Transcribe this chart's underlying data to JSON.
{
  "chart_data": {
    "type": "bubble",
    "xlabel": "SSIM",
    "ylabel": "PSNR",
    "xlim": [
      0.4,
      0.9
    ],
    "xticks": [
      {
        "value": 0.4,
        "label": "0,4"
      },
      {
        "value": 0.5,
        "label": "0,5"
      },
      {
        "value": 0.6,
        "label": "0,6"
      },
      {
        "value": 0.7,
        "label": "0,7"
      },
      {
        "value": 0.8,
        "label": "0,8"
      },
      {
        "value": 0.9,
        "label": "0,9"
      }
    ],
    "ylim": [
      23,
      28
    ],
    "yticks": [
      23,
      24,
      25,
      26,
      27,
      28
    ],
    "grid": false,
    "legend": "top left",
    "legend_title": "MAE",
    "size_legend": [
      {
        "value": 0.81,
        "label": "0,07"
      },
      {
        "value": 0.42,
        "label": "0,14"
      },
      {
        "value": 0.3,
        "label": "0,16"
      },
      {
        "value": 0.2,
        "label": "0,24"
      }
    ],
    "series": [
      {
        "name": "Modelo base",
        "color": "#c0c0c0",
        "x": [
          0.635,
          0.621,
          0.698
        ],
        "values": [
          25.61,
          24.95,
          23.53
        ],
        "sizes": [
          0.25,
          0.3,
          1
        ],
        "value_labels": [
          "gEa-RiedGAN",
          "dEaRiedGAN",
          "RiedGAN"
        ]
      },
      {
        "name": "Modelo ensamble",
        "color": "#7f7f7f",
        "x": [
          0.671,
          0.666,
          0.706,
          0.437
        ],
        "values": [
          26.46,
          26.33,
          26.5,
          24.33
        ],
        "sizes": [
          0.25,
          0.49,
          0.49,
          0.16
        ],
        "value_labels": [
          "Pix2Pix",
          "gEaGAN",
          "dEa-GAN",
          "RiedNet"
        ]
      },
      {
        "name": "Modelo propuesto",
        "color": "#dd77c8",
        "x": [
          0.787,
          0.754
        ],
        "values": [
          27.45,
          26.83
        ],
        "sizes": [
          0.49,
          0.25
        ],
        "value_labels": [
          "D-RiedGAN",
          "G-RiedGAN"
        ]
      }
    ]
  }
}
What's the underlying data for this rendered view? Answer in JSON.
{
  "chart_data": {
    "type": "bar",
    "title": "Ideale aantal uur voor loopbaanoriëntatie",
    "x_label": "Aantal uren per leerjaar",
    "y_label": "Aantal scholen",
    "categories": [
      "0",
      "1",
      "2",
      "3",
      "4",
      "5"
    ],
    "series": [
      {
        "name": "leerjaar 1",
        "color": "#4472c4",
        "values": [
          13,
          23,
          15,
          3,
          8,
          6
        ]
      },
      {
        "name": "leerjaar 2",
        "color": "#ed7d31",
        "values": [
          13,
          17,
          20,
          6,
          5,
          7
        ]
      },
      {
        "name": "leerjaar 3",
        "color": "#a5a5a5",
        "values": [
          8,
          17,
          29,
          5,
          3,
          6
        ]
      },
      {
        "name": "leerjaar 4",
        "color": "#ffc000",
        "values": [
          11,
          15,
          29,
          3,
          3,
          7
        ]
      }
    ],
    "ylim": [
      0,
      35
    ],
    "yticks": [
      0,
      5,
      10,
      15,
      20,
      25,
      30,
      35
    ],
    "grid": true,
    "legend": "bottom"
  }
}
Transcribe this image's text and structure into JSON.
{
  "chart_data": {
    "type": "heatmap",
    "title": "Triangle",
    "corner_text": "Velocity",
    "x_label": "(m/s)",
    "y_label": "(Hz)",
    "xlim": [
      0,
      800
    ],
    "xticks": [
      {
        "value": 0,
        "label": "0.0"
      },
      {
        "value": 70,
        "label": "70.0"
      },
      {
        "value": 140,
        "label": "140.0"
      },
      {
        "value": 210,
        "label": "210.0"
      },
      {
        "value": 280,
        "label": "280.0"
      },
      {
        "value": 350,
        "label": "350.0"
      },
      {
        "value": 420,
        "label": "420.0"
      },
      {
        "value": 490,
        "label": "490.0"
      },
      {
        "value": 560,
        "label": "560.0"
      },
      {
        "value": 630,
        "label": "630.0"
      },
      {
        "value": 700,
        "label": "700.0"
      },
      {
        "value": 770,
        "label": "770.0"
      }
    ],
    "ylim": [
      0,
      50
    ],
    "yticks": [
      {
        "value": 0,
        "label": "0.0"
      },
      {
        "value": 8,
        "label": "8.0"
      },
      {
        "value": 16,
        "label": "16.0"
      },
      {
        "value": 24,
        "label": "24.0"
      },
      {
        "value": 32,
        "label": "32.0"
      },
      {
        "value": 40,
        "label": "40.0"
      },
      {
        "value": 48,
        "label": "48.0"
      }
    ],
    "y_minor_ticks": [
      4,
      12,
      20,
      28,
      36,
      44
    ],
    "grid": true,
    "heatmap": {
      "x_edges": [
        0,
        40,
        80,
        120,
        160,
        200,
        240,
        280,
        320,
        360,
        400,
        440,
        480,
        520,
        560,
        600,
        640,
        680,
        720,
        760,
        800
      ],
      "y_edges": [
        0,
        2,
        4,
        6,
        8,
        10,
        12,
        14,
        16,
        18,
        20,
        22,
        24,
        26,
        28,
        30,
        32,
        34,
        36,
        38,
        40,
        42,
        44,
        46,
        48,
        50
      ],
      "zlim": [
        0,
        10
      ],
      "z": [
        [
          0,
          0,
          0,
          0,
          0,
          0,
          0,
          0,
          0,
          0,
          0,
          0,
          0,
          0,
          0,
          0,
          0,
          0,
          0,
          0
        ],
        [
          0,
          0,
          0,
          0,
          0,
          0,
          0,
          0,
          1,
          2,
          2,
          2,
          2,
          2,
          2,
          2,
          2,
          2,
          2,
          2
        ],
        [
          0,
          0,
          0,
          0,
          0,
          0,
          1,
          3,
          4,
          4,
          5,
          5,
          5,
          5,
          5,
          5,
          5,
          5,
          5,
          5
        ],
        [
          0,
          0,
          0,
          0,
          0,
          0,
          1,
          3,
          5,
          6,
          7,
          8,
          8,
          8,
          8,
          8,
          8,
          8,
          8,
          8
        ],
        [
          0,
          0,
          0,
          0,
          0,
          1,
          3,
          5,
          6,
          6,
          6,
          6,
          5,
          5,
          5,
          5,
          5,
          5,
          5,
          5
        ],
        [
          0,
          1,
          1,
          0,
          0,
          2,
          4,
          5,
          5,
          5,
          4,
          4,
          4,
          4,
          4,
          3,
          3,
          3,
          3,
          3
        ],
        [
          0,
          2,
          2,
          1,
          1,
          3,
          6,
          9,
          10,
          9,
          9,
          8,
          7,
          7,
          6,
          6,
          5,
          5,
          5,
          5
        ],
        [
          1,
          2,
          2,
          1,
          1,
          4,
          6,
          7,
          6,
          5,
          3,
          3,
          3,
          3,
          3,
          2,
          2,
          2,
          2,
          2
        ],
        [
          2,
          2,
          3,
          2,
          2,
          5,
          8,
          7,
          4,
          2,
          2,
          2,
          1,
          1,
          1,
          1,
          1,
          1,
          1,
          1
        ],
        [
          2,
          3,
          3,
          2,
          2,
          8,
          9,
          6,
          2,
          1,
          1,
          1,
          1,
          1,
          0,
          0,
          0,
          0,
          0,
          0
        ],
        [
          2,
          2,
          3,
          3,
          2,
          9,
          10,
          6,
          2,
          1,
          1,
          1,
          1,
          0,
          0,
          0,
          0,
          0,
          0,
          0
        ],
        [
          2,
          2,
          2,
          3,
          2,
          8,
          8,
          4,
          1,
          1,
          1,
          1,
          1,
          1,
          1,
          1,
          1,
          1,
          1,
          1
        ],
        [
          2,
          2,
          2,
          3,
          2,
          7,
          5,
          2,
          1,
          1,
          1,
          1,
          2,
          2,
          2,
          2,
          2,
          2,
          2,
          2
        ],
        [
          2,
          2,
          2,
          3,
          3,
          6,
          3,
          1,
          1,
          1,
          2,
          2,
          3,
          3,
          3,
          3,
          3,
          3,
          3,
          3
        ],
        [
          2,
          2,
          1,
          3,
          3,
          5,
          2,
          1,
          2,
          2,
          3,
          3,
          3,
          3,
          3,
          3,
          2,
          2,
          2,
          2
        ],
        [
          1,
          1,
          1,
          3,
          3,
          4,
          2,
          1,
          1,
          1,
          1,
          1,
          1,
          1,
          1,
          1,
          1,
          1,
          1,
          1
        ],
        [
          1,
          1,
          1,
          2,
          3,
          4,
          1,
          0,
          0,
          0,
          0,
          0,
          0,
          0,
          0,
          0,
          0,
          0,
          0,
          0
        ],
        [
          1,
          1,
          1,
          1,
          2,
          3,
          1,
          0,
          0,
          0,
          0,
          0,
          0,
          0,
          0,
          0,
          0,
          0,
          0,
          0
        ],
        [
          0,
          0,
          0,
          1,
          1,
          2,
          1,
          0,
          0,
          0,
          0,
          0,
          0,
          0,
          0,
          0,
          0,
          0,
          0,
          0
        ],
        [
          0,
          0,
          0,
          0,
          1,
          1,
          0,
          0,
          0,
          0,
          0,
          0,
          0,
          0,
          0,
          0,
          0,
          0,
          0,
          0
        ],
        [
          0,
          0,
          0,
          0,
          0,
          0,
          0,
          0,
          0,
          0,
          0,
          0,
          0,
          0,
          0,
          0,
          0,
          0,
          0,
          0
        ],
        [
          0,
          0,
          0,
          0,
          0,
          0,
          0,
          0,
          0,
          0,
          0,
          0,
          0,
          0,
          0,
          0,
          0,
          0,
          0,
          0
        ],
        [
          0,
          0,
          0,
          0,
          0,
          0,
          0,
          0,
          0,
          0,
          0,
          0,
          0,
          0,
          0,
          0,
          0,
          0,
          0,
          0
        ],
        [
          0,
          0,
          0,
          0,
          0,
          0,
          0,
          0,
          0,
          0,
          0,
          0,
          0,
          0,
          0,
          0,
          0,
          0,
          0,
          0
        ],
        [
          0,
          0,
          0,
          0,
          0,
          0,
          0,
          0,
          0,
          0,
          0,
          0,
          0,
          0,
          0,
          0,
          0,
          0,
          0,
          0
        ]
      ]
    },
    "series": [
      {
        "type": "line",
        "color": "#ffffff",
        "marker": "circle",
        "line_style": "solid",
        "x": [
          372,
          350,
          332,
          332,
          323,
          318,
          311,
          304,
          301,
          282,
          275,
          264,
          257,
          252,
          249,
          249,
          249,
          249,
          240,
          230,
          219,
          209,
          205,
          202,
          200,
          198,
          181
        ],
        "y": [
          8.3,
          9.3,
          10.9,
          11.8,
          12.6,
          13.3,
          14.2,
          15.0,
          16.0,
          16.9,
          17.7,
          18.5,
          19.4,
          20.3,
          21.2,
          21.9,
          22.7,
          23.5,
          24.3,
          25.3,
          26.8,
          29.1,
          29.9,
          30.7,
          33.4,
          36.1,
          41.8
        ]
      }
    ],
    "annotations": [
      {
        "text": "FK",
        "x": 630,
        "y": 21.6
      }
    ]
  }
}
--*--
### [PROBLEM REQUIREMENTS]
Find the lines above that contain the word "leerjaar" and collect them.

### [FINISHED EXERCISE]
    "x_label": "Aantal uren per leerjaar",
        "name": "leerjaar 1",
        "name": "leerjaar 2",
        "name": "leerjaar 3",
        "name": "leerjaar 4",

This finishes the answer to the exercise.